Objective - Check each line of the listing for the word "rgba" and give only the number of lines that have it.

* * * * * * *

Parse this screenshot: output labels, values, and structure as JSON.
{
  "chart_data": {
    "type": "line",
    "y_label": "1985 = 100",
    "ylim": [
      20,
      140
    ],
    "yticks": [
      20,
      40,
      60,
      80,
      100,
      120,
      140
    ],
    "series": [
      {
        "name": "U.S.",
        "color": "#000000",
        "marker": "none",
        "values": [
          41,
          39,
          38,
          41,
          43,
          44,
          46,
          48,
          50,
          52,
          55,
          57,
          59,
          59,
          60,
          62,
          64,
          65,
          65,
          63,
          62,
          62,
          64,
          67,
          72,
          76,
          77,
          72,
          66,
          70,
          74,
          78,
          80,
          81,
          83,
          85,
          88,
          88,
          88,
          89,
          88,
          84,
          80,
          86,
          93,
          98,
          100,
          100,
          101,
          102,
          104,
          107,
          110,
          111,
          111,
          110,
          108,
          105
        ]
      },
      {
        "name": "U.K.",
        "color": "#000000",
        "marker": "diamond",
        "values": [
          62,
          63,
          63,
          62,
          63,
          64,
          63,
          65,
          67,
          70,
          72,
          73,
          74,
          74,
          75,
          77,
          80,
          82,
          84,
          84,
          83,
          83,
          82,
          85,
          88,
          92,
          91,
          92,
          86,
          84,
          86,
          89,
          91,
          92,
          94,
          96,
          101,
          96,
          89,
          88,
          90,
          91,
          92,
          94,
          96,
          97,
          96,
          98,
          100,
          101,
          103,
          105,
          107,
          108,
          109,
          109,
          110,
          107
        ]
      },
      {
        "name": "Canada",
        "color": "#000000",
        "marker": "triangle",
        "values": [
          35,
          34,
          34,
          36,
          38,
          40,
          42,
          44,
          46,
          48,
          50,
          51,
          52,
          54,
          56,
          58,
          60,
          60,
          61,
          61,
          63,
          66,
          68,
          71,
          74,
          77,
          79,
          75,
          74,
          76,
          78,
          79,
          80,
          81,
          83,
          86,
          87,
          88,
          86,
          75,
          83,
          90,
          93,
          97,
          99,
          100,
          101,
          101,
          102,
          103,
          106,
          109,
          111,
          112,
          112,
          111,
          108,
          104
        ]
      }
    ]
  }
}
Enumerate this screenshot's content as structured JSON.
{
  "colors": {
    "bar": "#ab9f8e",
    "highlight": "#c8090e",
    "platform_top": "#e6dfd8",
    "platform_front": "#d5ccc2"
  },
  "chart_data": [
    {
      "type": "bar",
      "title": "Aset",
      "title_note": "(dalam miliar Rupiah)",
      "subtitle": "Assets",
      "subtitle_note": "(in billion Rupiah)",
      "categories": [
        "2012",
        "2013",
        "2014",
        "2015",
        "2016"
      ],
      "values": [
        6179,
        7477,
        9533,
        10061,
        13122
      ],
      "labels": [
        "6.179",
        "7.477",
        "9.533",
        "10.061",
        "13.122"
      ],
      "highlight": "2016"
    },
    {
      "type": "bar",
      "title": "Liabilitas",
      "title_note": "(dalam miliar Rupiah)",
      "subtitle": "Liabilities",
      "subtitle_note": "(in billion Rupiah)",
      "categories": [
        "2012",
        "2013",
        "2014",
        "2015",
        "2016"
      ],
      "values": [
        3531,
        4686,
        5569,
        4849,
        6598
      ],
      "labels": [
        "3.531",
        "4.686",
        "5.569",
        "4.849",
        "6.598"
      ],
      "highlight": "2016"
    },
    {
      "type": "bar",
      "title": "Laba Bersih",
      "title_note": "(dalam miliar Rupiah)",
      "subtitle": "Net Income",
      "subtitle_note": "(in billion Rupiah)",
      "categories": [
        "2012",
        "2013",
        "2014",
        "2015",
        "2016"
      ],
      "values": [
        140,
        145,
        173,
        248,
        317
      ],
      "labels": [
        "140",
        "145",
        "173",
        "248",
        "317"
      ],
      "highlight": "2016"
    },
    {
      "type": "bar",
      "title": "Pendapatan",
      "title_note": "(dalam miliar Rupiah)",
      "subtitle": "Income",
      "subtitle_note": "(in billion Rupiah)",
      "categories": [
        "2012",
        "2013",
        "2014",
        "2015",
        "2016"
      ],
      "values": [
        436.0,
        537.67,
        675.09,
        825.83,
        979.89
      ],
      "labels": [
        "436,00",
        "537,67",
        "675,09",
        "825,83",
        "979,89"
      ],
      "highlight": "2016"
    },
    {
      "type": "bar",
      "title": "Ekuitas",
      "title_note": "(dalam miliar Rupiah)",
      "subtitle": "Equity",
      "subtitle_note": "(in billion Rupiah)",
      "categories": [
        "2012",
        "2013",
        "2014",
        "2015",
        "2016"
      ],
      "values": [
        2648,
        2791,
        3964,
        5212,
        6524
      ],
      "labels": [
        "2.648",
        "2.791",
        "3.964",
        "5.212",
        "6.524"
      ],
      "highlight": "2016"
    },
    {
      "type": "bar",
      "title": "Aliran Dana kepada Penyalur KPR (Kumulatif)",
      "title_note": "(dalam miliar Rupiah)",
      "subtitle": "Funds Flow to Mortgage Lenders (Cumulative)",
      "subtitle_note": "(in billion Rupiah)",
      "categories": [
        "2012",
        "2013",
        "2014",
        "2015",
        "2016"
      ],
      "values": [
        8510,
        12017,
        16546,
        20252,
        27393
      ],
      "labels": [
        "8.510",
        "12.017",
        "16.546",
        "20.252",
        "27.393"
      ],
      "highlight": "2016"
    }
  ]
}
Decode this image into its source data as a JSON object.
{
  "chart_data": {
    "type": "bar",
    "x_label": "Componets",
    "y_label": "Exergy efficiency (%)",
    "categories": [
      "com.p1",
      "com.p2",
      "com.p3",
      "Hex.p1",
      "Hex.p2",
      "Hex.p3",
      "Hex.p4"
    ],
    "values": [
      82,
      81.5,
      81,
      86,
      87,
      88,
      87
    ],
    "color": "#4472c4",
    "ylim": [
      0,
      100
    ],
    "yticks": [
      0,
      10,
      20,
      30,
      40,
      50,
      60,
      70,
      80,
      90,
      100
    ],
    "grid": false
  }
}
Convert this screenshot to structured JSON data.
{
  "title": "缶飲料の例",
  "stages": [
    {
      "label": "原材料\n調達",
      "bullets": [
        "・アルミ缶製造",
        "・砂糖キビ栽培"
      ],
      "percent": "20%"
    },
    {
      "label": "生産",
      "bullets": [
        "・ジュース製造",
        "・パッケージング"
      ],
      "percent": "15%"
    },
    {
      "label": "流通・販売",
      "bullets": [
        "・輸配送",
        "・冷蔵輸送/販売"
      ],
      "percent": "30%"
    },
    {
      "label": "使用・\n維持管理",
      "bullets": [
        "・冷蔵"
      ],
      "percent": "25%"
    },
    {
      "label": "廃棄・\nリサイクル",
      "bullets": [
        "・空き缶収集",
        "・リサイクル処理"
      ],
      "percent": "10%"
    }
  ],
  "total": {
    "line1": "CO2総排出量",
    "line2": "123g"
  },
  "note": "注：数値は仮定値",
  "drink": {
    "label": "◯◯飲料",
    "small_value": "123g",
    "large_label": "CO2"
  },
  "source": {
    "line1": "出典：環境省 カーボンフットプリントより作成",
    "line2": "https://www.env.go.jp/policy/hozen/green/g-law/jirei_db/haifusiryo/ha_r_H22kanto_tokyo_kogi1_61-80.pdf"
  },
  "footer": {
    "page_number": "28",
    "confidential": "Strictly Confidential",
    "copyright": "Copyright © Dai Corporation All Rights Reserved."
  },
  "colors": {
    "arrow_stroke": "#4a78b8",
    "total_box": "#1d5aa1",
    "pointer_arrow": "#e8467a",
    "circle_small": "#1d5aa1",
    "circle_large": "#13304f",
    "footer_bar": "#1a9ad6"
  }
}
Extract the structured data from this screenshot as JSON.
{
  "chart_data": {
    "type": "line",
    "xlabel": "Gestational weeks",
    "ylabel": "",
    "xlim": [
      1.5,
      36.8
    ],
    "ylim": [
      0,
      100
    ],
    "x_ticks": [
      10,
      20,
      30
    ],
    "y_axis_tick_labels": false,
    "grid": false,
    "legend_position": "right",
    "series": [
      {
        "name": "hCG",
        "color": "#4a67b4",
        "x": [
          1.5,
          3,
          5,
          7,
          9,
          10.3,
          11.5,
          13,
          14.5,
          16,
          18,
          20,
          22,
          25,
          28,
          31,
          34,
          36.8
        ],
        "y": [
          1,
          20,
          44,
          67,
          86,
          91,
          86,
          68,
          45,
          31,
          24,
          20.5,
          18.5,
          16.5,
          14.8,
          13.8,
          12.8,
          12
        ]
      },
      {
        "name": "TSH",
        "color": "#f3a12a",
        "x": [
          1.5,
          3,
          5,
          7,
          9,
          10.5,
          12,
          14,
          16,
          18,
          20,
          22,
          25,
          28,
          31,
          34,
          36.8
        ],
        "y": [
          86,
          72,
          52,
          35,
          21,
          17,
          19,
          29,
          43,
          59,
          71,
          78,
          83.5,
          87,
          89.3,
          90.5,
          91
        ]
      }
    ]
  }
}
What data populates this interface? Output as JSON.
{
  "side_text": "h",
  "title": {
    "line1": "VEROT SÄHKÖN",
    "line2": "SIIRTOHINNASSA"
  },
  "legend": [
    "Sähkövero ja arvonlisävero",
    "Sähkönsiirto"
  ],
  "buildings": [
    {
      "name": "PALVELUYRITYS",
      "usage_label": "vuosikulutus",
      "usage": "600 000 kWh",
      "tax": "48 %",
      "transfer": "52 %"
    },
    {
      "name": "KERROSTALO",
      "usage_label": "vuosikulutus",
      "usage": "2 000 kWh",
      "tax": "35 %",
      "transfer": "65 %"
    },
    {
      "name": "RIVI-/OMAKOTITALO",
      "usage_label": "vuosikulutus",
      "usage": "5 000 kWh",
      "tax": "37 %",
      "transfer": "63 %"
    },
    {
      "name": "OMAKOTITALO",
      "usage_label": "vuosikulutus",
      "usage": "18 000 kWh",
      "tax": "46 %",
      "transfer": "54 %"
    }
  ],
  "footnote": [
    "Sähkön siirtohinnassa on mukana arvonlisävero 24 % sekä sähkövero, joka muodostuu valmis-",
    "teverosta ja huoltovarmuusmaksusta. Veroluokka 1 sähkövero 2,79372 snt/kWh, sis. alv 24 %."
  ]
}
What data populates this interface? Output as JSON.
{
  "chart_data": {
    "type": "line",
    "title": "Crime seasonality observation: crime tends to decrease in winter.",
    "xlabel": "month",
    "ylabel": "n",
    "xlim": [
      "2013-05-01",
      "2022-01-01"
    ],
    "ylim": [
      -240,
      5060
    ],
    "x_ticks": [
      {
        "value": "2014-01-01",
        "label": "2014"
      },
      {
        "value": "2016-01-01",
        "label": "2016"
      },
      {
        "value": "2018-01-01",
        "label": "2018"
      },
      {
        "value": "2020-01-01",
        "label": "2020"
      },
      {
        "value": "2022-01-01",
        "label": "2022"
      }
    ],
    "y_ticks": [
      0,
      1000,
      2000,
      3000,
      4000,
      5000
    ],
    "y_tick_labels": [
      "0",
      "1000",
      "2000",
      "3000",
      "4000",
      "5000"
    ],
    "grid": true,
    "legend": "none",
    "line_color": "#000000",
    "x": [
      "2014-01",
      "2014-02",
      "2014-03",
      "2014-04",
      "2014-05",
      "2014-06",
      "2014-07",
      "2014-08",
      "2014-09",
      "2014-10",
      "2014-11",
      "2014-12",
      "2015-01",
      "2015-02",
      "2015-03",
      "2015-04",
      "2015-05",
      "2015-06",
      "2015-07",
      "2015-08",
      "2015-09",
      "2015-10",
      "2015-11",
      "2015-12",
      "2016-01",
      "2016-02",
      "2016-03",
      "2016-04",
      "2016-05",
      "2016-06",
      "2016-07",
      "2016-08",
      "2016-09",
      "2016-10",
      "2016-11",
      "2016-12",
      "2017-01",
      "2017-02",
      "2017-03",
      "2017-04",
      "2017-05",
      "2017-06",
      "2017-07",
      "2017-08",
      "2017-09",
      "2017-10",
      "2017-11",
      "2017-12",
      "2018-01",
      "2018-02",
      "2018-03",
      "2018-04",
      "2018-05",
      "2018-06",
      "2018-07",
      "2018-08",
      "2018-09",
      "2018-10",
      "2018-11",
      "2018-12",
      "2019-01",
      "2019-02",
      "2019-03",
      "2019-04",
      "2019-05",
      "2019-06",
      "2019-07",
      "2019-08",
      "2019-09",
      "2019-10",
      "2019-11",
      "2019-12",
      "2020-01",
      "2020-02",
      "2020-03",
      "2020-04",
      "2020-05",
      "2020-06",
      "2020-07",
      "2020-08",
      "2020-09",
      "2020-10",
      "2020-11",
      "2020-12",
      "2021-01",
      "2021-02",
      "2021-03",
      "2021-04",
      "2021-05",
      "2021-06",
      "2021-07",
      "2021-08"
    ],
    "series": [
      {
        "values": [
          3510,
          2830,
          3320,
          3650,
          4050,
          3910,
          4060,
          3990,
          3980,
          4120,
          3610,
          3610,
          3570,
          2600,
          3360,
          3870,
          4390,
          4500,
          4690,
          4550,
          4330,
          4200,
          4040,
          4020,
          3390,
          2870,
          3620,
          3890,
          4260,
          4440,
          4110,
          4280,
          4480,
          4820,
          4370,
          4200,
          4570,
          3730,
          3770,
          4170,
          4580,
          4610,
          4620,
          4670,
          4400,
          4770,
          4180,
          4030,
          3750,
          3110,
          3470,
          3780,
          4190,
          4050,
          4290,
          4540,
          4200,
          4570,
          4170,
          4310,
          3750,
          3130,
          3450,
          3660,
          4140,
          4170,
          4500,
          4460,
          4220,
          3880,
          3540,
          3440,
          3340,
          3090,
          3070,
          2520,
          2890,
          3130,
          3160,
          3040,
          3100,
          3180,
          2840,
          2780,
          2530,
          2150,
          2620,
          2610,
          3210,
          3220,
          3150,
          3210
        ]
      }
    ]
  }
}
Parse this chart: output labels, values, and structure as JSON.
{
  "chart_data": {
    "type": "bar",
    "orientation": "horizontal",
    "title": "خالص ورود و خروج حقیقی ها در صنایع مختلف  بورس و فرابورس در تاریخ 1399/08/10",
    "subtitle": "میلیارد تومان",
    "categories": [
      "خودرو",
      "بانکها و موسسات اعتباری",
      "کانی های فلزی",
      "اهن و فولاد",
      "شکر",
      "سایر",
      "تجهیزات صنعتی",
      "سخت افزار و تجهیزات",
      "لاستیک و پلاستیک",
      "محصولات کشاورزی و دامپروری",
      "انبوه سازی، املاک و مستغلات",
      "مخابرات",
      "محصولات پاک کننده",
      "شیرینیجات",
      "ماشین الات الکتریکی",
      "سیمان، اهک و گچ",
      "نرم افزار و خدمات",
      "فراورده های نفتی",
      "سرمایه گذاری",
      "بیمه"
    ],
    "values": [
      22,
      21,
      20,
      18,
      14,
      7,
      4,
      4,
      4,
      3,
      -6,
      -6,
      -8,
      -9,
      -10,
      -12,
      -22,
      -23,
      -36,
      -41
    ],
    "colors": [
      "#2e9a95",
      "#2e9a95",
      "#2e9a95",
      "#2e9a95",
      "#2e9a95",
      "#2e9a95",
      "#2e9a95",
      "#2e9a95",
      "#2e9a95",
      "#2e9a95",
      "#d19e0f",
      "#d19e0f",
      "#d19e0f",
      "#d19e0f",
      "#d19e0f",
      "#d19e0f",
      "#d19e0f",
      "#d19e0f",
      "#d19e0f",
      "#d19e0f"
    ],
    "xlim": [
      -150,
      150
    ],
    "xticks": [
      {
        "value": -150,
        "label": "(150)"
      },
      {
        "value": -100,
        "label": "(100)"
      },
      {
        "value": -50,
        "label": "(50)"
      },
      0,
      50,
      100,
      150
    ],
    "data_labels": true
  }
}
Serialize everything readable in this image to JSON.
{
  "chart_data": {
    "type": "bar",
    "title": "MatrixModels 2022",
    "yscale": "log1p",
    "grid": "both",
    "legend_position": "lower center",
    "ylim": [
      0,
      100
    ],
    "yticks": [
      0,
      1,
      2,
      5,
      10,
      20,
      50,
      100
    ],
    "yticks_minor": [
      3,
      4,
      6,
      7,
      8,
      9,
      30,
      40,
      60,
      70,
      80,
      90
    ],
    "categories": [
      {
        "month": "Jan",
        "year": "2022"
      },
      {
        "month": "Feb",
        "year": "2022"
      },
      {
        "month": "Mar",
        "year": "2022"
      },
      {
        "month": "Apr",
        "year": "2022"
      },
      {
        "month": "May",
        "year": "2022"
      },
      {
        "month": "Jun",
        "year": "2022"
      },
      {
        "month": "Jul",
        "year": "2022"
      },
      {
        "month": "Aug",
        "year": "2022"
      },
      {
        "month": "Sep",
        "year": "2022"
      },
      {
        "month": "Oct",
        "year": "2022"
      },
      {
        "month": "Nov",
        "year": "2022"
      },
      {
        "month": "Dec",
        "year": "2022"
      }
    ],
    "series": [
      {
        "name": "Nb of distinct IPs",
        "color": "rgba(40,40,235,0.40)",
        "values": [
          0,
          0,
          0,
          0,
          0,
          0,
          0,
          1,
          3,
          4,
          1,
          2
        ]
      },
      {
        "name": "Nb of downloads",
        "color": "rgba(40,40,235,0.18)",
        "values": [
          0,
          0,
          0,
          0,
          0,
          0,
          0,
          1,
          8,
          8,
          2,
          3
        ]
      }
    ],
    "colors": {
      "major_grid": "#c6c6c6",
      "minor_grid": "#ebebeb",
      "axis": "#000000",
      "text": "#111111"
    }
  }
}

* * * * * * *

Output below - 2